Stored data
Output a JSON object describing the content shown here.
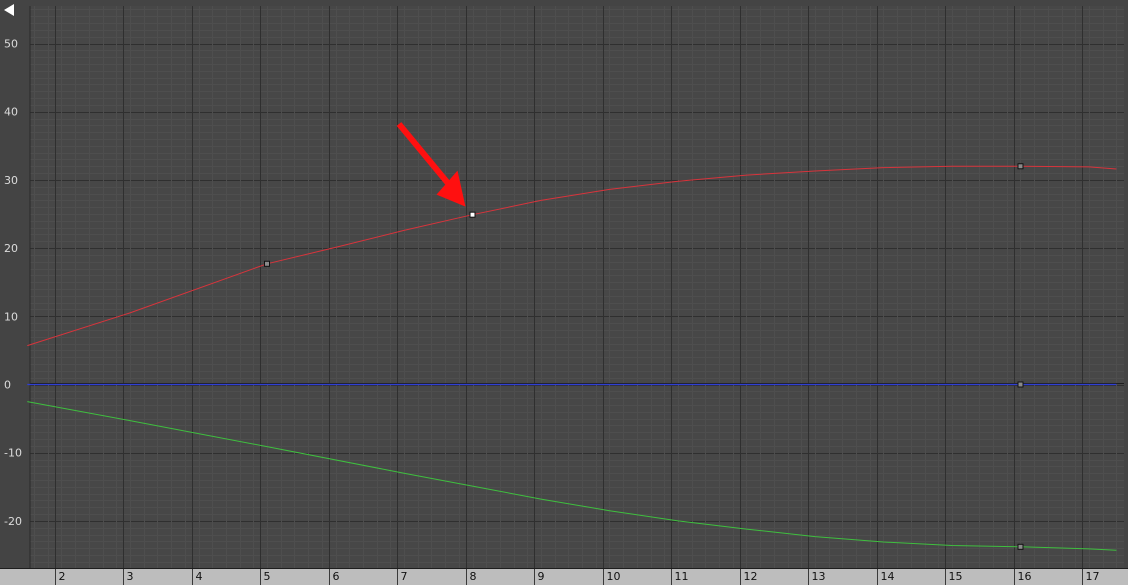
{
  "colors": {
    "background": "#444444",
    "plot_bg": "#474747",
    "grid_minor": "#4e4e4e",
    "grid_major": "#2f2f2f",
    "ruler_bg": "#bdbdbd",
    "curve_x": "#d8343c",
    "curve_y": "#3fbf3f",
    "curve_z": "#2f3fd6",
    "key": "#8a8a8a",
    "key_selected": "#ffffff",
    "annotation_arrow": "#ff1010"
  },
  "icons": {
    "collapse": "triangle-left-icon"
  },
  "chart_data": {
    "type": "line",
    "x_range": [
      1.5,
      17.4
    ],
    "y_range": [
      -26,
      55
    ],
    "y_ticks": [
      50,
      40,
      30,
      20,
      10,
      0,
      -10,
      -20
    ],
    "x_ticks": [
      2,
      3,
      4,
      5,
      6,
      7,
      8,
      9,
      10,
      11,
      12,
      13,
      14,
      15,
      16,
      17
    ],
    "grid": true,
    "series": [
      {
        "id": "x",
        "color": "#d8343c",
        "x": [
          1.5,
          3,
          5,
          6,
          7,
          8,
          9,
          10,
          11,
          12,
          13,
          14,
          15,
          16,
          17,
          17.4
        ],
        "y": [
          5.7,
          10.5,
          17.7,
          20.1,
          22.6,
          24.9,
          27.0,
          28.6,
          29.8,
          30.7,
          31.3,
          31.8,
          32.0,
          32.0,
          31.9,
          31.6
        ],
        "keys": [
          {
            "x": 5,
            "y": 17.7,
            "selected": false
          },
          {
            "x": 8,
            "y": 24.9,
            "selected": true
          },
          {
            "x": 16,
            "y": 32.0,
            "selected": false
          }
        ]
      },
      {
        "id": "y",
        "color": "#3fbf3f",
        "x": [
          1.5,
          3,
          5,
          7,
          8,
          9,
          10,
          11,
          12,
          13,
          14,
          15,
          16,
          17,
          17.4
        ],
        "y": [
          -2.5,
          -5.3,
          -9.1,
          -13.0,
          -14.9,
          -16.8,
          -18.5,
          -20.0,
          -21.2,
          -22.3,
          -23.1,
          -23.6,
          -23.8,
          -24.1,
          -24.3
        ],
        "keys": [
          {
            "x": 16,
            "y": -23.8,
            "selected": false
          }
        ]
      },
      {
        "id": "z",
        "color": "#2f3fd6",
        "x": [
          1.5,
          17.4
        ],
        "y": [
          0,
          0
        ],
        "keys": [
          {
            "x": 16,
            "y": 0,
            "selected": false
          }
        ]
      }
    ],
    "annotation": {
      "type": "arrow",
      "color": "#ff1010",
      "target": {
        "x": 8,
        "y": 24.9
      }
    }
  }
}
---
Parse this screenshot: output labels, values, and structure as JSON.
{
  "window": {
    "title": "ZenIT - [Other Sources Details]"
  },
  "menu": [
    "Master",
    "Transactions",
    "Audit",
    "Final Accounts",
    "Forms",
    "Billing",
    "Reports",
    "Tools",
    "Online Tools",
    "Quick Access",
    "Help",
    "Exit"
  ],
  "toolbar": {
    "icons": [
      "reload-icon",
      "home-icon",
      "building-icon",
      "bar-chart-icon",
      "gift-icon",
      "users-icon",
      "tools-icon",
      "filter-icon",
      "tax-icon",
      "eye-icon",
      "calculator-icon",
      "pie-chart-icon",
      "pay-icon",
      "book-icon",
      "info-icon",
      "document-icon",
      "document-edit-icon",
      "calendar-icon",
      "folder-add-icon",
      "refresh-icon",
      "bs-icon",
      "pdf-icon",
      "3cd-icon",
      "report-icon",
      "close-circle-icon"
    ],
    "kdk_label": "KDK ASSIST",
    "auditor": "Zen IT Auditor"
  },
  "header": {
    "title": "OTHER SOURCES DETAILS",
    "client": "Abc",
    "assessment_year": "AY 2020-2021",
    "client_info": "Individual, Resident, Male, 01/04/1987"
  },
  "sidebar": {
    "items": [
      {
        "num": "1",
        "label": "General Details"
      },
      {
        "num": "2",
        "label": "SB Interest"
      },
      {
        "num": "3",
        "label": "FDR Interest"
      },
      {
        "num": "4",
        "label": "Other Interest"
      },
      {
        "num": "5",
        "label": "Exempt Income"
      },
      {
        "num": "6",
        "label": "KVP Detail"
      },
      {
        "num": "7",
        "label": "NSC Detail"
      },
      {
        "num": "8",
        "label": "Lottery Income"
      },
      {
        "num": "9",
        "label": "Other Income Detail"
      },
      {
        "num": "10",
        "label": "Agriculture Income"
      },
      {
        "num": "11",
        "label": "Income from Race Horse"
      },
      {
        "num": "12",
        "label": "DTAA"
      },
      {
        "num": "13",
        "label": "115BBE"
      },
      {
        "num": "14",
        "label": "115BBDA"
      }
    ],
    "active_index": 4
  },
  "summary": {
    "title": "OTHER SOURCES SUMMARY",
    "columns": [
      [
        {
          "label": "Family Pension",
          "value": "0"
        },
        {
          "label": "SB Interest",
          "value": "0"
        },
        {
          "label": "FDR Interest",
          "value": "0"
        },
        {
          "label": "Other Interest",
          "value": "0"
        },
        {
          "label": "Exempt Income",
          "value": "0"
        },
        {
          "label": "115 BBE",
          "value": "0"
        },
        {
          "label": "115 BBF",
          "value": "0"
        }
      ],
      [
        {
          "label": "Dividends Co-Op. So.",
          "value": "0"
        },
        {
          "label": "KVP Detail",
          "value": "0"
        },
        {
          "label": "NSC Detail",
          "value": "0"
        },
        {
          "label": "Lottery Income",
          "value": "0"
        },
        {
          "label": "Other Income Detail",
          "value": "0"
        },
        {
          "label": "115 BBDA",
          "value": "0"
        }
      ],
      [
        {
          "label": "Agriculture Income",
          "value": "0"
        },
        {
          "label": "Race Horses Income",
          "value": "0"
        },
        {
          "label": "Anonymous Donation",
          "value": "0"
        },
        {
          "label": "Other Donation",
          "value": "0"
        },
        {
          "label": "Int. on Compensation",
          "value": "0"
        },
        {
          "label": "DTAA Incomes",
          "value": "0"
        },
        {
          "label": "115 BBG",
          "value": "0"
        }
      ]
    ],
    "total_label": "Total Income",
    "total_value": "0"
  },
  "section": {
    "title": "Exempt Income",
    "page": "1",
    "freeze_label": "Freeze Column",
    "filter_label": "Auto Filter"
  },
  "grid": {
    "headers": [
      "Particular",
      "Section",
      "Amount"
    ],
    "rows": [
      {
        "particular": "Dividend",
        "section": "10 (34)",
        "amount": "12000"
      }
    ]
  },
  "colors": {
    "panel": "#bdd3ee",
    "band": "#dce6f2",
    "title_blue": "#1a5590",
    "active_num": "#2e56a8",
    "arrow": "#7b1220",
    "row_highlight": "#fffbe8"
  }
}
--
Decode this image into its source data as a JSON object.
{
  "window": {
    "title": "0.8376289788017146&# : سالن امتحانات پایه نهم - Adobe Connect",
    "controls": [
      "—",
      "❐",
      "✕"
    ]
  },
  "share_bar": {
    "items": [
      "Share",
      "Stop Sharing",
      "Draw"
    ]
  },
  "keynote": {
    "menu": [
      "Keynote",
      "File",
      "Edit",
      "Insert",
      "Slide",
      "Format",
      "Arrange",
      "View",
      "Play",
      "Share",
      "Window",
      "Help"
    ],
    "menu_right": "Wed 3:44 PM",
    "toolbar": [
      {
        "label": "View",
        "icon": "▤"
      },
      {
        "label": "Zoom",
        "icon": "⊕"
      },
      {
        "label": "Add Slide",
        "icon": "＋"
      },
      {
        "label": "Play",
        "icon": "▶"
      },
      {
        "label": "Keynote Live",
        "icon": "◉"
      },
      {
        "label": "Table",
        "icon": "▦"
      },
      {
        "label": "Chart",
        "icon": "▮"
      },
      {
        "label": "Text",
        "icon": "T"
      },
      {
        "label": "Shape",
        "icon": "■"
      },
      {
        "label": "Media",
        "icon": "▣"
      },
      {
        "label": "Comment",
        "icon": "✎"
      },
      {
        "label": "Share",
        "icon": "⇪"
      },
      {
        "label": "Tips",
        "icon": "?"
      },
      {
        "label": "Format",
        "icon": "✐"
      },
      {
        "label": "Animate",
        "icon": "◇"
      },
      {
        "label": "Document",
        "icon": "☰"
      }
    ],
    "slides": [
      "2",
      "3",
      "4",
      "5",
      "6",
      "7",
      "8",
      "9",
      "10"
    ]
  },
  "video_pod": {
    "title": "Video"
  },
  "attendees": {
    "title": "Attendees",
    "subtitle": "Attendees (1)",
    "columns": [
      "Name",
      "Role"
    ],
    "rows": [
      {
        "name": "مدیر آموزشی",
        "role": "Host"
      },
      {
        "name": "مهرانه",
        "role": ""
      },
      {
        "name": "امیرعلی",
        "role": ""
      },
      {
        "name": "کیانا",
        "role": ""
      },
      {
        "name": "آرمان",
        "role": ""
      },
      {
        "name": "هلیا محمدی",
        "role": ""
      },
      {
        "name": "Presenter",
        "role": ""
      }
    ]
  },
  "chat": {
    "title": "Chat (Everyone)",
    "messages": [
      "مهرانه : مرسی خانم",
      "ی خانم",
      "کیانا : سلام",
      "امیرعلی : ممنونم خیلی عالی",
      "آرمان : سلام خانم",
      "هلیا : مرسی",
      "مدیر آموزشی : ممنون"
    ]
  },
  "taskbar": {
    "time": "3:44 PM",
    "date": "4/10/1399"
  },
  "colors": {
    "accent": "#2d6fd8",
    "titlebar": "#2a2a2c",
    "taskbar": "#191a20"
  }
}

▸ **TASK REQUIREMENTS**
Check every line of the records above for the string "امیرعلی" and say how many contain it, giving the number alone.

▸ **RESULT**
2